▶ [Work instructions]
Search the records below for the word "name". Pull out each line that has it.

***** Records provided *****

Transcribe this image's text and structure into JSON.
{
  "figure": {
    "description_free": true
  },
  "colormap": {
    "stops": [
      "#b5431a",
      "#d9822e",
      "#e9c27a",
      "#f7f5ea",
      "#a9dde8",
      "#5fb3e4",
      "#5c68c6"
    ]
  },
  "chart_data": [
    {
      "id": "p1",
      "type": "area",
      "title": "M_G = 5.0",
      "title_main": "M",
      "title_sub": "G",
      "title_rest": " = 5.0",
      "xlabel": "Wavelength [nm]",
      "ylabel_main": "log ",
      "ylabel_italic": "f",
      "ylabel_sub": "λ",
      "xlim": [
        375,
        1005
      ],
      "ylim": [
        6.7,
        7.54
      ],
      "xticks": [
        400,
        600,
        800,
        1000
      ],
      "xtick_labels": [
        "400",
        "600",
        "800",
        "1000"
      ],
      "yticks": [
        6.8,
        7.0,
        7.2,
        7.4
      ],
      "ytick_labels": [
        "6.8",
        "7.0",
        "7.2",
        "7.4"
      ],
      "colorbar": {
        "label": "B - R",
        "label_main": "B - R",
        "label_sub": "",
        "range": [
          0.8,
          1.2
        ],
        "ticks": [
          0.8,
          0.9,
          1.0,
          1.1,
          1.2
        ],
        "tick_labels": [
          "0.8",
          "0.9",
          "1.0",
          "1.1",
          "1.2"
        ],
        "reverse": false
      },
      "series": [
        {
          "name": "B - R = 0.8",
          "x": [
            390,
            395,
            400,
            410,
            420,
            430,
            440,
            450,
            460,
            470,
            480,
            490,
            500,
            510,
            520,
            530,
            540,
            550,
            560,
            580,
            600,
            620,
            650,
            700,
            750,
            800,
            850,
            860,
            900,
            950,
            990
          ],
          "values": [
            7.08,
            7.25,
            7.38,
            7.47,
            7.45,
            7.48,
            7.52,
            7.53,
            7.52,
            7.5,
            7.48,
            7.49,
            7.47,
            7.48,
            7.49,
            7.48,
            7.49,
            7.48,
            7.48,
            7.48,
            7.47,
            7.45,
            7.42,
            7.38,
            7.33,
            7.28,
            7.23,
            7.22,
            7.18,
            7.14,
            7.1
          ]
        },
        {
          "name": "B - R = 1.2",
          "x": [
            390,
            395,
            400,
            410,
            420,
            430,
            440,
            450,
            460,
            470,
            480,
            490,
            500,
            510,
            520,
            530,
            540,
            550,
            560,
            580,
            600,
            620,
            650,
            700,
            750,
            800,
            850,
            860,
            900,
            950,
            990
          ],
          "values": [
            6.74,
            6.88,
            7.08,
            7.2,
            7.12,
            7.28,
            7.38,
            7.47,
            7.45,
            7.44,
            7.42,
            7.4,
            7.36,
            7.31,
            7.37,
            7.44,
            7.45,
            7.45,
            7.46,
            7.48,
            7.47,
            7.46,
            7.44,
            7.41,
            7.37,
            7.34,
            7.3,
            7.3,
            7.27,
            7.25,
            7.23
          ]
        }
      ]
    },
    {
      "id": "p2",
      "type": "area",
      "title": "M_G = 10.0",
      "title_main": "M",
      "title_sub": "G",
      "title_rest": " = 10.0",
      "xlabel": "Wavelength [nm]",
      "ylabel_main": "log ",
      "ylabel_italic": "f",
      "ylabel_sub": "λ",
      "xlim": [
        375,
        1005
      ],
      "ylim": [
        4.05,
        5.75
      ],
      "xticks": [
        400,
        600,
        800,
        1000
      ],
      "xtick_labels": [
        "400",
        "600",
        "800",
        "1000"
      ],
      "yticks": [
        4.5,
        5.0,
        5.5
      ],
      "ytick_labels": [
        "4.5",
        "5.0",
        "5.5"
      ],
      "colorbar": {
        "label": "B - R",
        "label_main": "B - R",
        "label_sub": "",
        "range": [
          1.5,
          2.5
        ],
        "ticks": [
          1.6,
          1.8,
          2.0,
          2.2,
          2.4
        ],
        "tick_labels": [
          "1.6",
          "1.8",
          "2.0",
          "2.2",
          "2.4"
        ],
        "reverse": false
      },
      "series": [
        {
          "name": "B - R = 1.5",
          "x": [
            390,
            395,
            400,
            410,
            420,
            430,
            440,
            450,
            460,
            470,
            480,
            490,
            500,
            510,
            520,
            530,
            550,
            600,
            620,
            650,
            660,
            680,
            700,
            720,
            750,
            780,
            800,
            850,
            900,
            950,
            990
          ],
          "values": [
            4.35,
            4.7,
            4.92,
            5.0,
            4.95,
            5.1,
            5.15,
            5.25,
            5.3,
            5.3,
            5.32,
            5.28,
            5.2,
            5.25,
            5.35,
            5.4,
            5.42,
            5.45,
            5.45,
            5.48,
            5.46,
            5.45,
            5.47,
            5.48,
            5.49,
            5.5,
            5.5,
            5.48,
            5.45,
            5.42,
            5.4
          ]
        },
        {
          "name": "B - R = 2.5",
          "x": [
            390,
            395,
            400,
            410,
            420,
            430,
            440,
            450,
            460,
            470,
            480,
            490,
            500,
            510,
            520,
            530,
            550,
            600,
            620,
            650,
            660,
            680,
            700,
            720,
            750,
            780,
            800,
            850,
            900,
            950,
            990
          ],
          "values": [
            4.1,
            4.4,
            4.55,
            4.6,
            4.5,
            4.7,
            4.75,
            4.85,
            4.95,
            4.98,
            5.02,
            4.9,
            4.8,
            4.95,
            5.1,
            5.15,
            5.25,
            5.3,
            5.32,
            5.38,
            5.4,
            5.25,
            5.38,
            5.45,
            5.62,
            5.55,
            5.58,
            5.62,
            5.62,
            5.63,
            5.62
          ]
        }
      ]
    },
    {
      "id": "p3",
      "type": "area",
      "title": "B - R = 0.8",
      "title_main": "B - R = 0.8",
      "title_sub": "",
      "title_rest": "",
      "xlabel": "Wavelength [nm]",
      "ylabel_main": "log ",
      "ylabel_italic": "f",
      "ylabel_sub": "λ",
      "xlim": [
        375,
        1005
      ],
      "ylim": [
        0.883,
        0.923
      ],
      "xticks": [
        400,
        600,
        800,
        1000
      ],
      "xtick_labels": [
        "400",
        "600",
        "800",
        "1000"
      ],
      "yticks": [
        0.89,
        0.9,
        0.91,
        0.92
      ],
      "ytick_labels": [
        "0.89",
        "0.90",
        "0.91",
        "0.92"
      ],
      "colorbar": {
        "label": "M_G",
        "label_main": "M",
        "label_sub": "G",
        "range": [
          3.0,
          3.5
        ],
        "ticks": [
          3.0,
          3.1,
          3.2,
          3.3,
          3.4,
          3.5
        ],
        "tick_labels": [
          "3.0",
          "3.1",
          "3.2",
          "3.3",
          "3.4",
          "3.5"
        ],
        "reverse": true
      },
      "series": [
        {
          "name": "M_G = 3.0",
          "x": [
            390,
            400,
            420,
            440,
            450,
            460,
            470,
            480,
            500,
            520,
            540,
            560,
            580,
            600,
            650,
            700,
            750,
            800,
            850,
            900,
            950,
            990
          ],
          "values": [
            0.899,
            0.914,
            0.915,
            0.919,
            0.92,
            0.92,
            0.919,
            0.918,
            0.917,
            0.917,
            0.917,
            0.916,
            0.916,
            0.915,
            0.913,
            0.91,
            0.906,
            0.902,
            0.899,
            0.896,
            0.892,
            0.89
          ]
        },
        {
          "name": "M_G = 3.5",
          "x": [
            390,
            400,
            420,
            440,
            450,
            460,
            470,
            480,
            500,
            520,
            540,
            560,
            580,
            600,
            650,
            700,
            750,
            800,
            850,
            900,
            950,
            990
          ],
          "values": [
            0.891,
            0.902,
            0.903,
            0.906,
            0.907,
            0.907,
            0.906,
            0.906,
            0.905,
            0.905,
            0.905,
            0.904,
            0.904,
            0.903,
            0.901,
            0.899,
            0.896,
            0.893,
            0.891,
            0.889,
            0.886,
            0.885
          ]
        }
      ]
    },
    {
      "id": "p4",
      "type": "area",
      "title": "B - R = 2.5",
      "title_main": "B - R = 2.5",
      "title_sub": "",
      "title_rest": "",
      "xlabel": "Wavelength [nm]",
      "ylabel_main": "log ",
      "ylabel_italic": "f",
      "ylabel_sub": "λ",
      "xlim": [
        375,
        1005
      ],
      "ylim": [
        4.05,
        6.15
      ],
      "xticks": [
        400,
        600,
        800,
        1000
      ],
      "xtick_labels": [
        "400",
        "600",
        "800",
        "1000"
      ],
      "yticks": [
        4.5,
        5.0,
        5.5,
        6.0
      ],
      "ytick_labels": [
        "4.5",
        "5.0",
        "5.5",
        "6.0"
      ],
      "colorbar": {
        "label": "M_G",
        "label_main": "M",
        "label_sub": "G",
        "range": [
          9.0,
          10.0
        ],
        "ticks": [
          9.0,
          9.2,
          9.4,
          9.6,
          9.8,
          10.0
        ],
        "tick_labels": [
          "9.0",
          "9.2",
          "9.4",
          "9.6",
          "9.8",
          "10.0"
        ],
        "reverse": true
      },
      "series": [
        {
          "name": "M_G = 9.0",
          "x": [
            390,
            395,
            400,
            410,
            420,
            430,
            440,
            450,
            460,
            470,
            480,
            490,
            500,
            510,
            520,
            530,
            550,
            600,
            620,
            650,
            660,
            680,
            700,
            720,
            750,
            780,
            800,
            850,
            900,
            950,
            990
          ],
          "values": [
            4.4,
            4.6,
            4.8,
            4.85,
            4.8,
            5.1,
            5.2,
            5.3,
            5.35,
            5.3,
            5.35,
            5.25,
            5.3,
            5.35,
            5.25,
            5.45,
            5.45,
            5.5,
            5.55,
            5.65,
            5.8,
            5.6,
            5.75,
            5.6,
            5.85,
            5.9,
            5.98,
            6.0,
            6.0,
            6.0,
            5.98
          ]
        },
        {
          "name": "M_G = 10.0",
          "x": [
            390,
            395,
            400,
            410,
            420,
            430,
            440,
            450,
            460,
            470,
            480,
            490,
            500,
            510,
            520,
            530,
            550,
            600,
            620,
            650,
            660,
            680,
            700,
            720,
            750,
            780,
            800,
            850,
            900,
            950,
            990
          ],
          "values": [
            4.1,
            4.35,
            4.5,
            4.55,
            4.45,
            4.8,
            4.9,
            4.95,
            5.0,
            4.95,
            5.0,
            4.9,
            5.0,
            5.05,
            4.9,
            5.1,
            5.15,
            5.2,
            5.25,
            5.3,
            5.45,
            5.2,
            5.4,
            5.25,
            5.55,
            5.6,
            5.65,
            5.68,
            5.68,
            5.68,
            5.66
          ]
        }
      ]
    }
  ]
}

*****

▶ [Task output]
          "name": "B - R = 0.8",
          "name": "B - R = 1.2",
          "name": "B - R = 1.5",
          "name": "B - R = 2.5",
          "name": "M_G = 3.0",
          "name": "M_G = 3.5",
          "name": "M_G = 9.0",
          "name": "M_G = 10.0",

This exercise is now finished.